EXTRACTED MATERIAL:
──────

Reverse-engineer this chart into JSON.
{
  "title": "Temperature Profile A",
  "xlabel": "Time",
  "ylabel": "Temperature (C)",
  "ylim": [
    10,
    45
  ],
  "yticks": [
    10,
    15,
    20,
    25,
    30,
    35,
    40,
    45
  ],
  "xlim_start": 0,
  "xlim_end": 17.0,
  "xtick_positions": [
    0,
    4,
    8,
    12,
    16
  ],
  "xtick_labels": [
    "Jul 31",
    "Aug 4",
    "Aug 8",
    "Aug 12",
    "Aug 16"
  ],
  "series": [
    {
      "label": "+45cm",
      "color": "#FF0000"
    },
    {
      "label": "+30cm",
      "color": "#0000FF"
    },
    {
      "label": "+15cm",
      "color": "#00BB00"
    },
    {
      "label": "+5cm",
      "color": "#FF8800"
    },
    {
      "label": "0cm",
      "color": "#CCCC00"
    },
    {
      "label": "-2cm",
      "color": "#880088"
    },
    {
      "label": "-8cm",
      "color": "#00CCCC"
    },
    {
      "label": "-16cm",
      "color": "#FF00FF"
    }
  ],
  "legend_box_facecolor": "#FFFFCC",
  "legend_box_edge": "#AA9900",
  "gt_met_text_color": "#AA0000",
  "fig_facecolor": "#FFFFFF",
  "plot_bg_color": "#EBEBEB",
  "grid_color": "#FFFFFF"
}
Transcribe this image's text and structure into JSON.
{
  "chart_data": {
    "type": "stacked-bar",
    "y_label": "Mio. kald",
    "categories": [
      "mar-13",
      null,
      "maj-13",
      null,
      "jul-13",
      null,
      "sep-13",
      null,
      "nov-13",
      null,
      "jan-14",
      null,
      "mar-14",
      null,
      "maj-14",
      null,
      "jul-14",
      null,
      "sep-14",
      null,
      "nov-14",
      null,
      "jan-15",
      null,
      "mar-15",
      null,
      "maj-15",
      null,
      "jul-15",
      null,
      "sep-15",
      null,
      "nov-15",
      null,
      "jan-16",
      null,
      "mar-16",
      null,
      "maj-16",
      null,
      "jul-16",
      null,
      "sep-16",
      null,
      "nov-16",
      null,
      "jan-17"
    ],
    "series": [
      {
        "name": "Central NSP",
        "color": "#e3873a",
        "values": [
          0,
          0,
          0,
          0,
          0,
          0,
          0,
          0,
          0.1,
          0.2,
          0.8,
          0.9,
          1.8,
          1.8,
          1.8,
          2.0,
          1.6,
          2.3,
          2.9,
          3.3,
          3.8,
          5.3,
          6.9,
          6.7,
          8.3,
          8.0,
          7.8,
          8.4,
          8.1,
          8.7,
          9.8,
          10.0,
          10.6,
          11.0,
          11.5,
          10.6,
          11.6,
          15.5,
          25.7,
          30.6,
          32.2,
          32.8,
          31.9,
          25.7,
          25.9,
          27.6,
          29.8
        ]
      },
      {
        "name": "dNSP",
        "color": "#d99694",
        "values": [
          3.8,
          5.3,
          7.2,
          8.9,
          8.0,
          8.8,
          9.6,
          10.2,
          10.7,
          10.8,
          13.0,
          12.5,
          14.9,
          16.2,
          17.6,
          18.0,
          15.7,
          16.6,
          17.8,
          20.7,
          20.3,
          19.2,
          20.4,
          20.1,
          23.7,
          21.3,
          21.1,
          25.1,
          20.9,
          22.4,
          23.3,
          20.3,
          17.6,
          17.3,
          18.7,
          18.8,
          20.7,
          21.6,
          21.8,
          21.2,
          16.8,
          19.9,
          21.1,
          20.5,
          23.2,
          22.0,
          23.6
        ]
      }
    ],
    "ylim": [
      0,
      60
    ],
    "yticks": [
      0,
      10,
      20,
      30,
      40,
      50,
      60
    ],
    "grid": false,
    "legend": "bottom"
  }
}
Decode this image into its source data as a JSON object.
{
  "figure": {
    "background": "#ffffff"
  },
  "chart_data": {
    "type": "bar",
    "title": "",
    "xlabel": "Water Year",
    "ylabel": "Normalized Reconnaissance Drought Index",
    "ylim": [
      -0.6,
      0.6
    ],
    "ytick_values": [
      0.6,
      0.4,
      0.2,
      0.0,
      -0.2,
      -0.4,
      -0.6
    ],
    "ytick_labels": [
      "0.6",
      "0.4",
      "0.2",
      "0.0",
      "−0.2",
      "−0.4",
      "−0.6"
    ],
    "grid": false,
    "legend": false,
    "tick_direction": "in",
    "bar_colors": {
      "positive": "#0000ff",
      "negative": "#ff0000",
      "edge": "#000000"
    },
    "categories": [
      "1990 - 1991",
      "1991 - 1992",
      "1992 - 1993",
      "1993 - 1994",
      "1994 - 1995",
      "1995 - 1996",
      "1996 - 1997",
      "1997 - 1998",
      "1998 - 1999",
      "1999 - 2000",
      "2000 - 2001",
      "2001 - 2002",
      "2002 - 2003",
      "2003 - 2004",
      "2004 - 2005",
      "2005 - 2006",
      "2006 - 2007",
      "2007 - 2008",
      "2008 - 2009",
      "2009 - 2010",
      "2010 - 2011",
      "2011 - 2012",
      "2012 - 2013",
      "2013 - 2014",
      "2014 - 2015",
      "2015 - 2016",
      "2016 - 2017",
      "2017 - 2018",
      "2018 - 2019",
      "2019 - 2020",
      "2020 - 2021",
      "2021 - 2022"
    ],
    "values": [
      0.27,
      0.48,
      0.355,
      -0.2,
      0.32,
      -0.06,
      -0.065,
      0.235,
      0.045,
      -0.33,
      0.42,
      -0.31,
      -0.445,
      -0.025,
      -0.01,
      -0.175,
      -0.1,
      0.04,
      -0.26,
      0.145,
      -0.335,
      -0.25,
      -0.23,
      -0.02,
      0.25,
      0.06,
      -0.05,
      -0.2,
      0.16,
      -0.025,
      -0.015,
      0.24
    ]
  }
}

──────

STATED GOAL:
Nothing in the listing may be changed; retype it all exactly.

FINISHED ANSWER:
Reverse-engineer this chart into JSON.
{
  "title": "Temperature Profile A",
  "xlabel": "Time",
  "ylabel": "Temperature (C)",
  "ylim": [
    10,
    45
  ],
  "yticks": [
    10,
    15,
    20,
    25,
    30,
    35,
    40,
    45
  ],
  "xlim_start": 0,
  "xlim_end": 17.0,
  "xtick_positions": [
    0,
    4,
    8,
    12,
    16
  ],
  "xtick_labels": [
    "Jul 31",
    "Aug 4",
    "Aug 8",
    "Aug 12",
    "Aug 16"
  ],
  "series": [
    {
      "label": "+45cm",
      "color": "#FF0000"
    },
    {
      "label": "+30cm",
      "color": "#0000FF"
    },
    {
      "label": "+15cm",
      "color": "#00BB00"
    },
    {
      "label": "+5cm",
      "color": "#FF8800"
    },
    {
      "label": "0cm",
      "color": "#CCCC00"
    },
    {
      "label": "-2cm",
      "color": "#880088"
    },
    {
      "label": "-8cm",
      "color": "#00CCCC"
    },
    {
      "label": "-16cm",
      "color": "#FF00FF"
    }
  ],
  "legend_box_facecolor": "#FFFFCC",
  "legend_box_edge": "#AA9900",
  "gt_met_text_color": "#AA0000",
  "fig_facecolor": "#FFFFFF",
  "plot_bg_color": "#EBEBEB",
  "grid_color": "#FFFFFF"
}
Transcribe this image's text and structure into JSON.
{
  "chart_data": {
    "type": "stacked-bar",
    "y_label": "Mio. kald",
    "categories": [
      "mar-13",
      null,
      "maj-13",
      null,
      "jul-13",
      null,
      "sep-13",
      null,
      "nov-13",
      null,
      "jan-14",
      null,
      "mar-14",
      null,
      "maj-14",
      null,
      "jul-14",
      null,
      "sep-14",
      null,
      "nov-14",
      null,
      "jan-15",
      null,
      "mar-15",
      null,
      "maj-15",
      null,
      "jul-15",
      null,
      "sep-15",
      null,
      "nov-15",
      null,
      "jan-16",
      null,
      "mar-16",
      null,
      "maj-16",
      null,
      "jul-16",
      null,
      "sep-16",
      null,
      "nov-16",
      null,
      "jan-17"
    ],
    "series": [
      {
        "name": "Central NSP",
        "color": "#e3873a",
        "values": [
          0,
          0,
          0,
          0,
          0,
          0,
          0,
          0,
          0.1,
          0.2,
          0.8,
          0.9,
          1.8,
          1.8,
          1.8,
          2.0,
          1.6,
          2.3,
          2.9,
          3.3,
          3.8,
          5.3,
          6.9,
          6.7,
          8.3,
          8.0,
          7.8,
          8.4,
          8.1,
          8.7,
          9.8,
          10.0,
          10.6,
          11.0,
          11.5,
          10.6,
          11.6,
          15.5,
          25.7,
          30.6,
          32.2,
          32.8,
          31.9,
          25.7,
          25.9,
          27.6,
          29.8
        ]
      },
      {
        "name": "dNSP",
        "color": "#d99694",
        "values": [
          3.8,
          5.3,
          7.2,
          8.9,
          8.0,
          8.8,
          9.6,
          10.2,
          10.7,
          10.8,
          13.0,
          12.5,
          14.9,
          16.2,
          17.6,
          18.0,
          15.7,
          16.6,
          17.8,
          20.7,
          20.3,
          19.2,
          20.4,
          20.1,
          23.7,
          21.3,
          21.1,
          25.1,
          20.9,
          22.4,
          23.3,
          20.3,
          17.6,
          17.3,
          18.7,
          18.8,
          20.7,
          21.6,
          21.8,
          21.2,
          16.8,
          19.9,
          21.1,
          20.5,
          23.2,
          22.0,
          23.6
        ]
      }
    ],
    "ylim": [
      0,
      60
    ],
    "yticks": [
      0,
      10,
      20,
      30,
      40,
      50,
      60
    ],
    "grid": false,
    "legend": "bottom"
  }
}
Decode this image into its source data as a JSON object.
{
  "figure": {
    "background": "#ffffff"
  },
  "chart_data": {
    "type": "bar",
    "title": "",
    "xlabel": "Water Year",
    "ylabel": "Normalized Reconnaissance Drought Index",
    "ylim": [
      -0.6,
      0.6
    ],
    "ytick_values": [
      0.6,
      0.4,
      0.2,
      0.0,
      -0.2,
      -0.4,
      -0.6
    ],
    "ytick_labels": [
      "0.6",
      "0.4",
      "0.2",
      "0.0",
      "−0.2",
      "−0.4",
      "−0.6"
    ],
    "grid": false,
    "legend": false,
    "tick_direction": "in",
    "bar_colors": {
      "positive": "#0000ff",
      "negative": "#ff0000",
      "edge": "#000000"
    },
    "categories": [
      "1990 - 1991",
      "1991 - 1992",
      "1992 - 1993",
      "1993 - 1994",
      "1994 - 1995",
      "1995 - 1996",
      "1996 - 1997",
      "1997 - 1998",
      "1998 - 1999",
      "1999 - 2000",
      "2000 - 2001",
      "2001 - 2002",
      "2002 - 2003",
      "2003 - 2004",
      "2004 - 2005",
      "2005 - 2006",
      "2006 - 2007",
      "2007 - 2008",
      "2008 - 2009",
      "2009 - 2010",
      "2010 - 2011",
      "2011 - 2012",
      "2012 - 2013",
      "2013 - 2014",
      "2014 - 2015",
      "2015 - 2016",
      "2016 - 2017",
      "2017 - 2018",
      "2018 - 2019",
      "2019 - 2020",
      "2020 - 2021",
      "2021 - 2022"
    ],
    "values": [
      0.27,
      0.48,
      0.355,
      -0.2,
      0.32,
      -0.06,
      -0.065,
      0.235,
      0.045,
      -0.33,
      0.42,
      -0.31,
      -0.445,
      -0.025,
      -0.01,
      -0.175,
      -0.1,
      0.04,
      -0.26,
      0.145,
      -0.335,
      -0.25,
      -0.23,
      -0.02,
      0.25,
      0.06,
      -0.05,
      -0.2,
      0.16,
      -0.025,
      -0.015,
      0.24
    ]
  }
}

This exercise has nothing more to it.